The exercise
In the records below, find each line containing the word "title" and copy it.

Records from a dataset
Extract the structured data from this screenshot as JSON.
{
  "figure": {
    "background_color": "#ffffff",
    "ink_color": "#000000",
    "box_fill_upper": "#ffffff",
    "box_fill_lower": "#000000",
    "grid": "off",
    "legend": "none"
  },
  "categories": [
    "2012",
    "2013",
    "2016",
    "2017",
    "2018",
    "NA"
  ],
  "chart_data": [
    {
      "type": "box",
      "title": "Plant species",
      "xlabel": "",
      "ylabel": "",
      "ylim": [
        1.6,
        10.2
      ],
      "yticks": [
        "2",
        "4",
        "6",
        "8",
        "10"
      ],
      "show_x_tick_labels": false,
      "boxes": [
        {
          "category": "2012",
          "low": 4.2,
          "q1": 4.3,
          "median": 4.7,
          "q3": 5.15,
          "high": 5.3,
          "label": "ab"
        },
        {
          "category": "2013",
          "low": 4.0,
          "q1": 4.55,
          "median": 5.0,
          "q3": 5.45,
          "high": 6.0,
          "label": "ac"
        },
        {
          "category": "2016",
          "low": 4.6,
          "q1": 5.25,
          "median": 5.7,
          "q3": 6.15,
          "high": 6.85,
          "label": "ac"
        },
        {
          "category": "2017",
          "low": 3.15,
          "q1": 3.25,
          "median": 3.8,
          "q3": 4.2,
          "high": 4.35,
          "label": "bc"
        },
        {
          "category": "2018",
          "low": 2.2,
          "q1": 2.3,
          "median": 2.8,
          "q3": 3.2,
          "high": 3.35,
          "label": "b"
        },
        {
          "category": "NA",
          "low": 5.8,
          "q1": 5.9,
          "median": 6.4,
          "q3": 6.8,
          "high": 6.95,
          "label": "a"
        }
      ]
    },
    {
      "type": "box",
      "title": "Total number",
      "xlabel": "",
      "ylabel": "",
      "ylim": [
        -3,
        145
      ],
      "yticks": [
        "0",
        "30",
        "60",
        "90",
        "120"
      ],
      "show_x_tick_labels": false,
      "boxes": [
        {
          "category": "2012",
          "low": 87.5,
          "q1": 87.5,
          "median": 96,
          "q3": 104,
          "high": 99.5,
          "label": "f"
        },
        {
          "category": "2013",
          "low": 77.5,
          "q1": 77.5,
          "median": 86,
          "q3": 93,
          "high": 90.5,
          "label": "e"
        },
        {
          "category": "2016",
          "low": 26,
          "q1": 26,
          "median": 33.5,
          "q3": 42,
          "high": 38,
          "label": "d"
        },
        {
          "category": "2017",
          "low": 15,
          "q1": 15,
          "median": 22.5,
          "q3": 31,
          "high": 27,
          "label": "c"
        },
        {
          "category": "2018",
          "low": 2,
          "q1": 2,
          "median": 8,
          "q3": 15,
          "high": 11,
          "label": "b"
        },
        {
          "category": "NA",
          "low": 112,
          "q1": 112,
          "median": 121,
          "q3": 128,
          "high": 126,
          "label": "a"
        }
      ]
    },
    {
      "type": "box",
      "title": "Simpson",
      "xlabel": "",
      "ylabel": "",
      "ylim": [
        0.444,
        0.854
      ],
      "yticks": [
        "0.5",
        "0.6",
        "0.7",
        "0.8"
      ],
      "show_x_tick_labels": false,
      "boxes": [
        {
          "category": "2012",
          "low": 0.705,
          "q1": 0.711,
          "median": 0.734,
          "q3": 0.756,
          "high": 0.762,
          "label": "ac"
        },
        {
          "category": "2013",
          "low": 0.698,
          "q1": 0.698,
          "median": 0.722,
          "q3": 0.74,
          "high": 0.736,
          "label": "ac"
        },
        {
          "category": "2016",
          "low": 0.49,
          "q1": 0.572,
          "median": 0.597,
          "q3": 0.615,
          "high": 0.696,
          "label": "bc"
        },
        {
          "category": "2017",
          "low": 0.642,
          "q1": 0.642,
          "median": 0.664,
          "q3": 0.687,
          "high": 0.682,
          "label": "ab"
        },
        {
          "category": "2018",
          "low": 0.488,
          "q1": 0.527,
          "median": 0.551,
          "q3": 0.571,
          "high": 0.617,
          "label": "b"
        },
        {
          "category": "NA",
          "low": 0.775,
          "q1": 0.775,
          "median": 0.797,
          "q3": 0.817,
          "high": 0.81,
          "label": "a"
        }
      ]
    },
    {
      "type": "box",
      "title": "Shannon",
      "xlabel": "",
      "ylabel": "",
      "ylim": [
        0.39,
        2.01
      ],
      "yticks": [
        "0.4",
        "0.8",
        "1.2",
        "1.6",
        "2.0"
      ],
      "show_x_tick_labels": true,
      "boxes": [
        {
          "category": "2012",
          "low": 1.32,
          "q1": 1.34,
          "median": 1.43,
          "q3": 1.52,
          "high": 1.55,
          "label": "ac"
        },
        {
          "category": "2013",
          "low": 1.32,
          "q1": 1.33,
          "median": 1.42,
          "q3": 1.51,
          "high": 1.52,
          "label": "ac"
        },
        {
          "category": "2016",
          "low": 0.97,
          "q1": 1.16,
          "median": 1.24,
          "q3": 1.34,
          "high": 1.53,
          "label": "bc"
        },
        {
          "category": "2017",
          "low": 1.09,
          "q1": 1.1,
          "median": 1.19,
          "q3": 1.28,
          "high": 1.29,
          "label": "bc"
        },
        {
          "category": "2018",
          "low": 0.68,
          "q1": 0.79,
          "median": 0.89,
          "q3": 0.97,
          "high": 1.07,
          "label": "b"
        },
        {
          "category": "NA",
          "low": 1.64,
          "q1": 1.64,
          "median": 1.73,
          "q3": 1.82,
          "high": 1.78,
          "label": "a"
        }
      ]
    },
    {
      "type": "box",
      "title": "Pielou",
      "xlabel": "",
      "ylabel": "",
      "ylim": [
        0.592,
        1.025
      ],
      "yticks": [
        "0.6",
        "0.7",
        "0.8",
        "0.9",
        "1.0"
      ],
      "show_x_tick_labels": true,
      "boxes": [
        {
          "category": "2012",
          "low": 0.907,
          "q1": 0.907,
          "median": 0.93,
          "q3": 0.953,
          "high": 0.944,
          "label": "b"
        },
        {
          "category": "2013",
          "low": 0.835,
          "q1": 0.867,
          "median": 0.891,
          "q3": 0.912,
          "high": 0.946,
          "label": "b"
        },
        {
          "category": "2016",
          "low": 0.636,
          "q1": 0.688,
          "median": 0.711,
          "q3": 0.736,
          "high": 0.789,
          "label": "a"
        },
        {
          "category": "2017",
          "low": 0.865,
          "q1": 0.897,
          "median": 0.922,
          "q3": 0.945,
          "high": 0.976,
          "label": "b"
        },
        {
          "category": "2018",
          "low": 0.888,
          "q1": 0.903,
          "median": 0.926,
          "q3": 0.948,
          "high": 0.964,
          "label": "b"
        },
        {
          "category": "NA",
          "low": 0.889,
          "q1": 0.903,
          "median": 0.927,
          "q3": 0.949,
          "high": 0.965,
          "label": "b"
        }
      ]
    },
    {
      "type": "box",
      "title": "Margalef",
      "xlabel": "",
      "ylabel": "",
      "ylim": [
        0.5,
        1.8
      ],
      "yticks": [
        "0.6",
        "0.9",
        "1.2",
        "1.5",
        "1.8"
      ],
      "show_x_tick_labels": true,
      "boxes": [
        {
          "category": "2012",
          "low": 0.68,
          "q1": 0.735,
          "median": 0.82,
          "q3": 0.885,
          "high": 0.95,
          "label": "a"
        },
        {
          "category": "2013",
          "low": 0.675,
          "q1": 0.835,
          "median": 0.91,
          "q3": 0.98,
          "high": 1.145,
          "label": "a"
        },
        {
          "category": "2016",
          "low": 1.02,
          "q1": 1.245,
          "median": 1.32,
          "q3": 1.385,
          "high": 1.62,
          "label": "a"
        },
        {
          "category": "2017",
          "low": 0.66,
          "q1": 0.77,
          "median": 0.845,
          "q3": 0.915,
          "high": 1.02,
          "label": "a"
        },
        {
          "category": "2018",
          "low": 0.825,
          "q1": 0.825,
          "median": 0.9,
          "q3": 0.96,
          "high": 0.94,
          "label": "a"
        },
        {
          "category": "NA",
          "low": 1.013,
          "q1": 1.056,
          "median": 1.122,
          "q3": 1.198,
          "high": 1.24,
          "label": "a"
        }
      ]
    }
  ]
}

Expected output
      "title": "Plant species",
      "title": "Total number",
      "title": "Simpson",
      "title": "Shannon",
      "title": "Pielou",
      "title": "Margalef",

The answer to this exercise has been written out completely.